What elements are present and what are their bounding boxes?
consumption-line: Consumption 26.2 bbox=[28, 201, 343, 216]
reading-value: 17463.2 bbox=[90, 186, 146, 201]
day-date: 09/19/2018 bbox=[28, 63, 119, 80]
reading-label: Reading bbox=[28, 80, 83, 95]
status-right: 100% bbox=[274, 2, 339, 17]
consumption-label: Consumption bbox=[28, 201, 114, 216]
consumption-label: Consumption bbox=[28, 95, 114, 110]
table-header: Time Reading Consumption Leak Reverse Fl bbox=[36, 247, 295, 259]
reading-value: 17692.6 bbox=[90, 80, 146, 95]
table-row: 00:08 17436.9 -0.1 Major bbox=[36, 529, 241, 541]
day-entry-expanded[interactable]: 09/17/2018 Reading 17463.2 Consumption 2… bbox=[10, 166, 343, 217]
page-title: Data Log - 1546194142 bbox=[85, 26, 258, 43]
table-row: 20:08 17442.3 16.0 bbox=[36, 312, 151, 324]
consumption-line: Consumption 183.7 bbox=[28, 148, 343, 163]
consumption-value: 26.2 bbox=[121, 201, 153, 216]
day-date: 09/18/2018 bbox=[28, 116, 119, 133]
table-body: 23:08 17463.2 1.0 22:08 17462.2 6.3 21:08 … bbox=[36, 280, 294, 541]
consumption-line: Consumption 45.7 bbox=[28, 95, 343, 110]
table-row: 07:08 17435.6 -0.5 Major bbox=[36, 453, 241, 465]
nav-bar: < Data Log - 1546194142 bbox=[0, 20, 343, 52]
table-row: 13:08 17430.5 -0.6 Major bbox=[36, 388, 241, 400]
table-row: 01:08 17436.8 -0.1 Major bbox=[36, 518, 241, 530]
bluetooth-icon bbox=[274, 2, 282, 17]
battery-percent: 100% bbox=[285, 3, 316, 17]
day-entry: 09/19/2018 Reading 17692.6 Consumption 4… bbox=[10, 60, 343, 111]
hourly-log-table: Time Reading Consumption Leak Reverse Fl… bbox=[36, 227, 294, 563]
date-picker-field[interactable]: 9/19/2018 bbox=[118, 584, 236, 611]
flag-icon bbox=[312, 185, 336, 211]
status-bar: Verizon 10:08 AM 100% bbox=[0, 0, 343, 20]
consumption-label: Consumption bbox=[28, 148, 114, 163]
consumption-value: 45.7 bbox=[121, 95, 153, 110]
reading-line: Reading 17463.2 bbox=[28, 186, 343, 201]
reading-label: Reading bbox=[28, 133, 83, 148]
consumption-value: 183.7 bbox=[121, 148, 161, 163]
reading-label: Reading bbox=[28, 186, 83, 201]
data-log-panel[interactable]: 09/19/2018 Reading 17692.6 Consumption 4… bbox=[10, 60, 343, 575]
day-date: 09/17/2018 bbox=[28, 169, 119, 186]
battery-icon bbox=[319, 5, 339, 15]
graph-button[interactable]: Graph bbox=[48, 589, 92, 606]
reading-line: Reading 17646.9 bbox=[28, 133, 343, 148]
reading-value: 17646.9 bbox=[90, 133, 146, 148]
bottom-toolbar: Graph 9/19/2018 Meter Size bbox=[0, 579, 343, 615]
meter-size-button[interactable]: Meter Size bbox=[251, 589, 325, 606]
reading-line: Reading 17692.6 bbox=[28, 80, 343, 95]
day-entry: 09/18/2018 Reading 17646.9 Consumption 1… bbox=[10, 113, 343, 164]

———

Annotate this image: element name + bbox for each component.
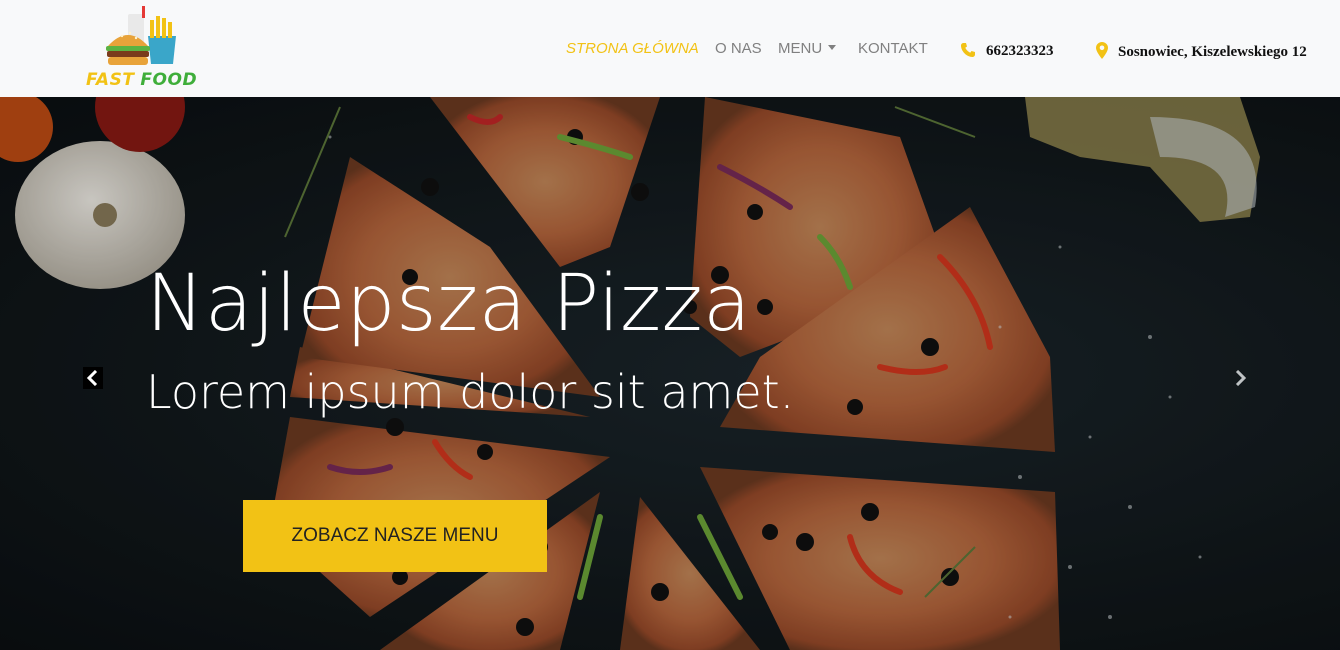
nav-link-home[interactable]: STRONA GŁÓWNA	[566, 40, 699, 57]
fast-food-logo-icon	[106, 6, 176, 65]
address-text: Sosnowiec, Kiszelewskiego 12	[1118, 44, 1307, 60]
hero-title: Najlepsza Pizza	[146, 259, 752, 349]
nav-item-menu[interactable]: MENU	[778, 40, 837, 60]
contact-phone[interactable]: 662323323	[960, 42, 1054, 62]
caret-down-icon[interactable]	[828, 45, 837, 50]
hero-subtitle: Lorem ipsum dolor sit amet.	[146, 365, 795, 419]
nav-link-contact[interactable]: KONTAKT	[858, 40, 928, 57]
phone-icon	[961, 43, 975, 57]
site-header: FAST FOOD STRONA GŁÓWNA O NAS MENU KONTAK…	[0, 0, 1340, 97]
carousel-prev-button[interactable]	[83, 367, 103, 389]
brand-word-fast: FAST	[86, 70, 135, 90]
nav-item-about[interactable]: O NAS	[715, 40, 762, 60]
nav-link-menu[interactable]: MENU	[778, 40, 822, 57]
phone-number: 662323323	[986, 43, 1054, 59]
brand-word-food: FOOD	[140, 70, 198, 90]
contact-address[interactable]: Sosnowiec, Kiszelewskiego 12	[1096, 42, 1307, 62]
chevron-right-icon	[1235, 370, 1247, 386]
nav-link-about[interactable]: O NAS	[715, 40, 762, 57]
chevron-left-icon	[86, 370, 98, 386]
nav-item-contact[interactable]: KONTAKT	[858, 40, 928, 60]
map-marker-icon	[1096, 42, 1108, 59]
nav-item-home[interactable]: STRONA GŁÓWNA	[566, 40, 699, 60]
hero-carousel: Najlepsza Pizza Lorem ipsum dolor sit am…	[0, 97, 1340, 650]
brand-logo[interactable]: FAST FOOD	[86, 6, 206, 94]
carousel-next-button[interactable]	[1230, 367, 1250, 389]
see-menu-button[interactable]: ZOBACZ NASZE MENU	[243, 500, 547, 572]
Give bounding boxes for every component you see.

———

# What you are asked to do:
Rewrite the records beginning at the line that has "40, 699, 57]" and stopping after the line that has "40, 699, 60]", changing "KONTAKT" to "CONTACT" and keeping everything else the same. Give back only those lines.

# Result of this task:
nav-link-home[interactable]: STRONA GŁÓWNA	[566, 40, 699, 57]
fast-food-logo-icon	[106, 6, 176, 65]
address-text: Sosnowiec, Kiszelewskiego 12	[1118, 44, 1307, 60]
hero-title: Najlepsza Pizza	[146, 259, 752, 349]
nav-item-menu[interactable]: MENU	[778, 40, 837, 60]
contact-phone[interactable]: 662323323	[960, 42, 1054, 62]
caret-down-icon[interactable]	[828, 45, 837, 50]
hero-subtitle: Lorem ipsum dolor sit amet.	[146, 365, 795, 419]
nav-link-contact[interactable]: CONTACT	[858, 40, 928, 57]
phone-icon	[961, 43, 975, 57]
site-header: FAST FOOD STRONA GŁÓWNA O NAS MENU KONTAK…	[0, 0, 1340, 97]
carousel-prev-button[interactable]	[83, 367, 103, 389]
brand-word-fast: FAST	[86, 70, 135, 90]
nav-item-about[interactable]: O NAS	[715, 40, 762, 60]
nav-link-menu[interactable]: MENU	[778, 40, 822, 57]
phone-number: 662323323	[986, 43, 1054, 59]
brand-word-food: FOOD	[140, 70, 198, 90]
contact-address[interactable]: Sosnowiec, Kiszelewskiego 12	[1096, 42, 1307, 62]
chevron-right-icon	[1235, 370, 1247, 386]
nav-link-about[interactable]: O NAS	[715, 40, 762, 57]
chevron-left-icon	[86, 370, 98, 386]
nav-item-contact[interactable]: CONTACT	[858, 40, 928, 60]
map-marker-icon	[1096, 42, 1108, 59]
nav-item-home[interactable]: STRONA GŁÓWNA	[566, 40, 699, 60]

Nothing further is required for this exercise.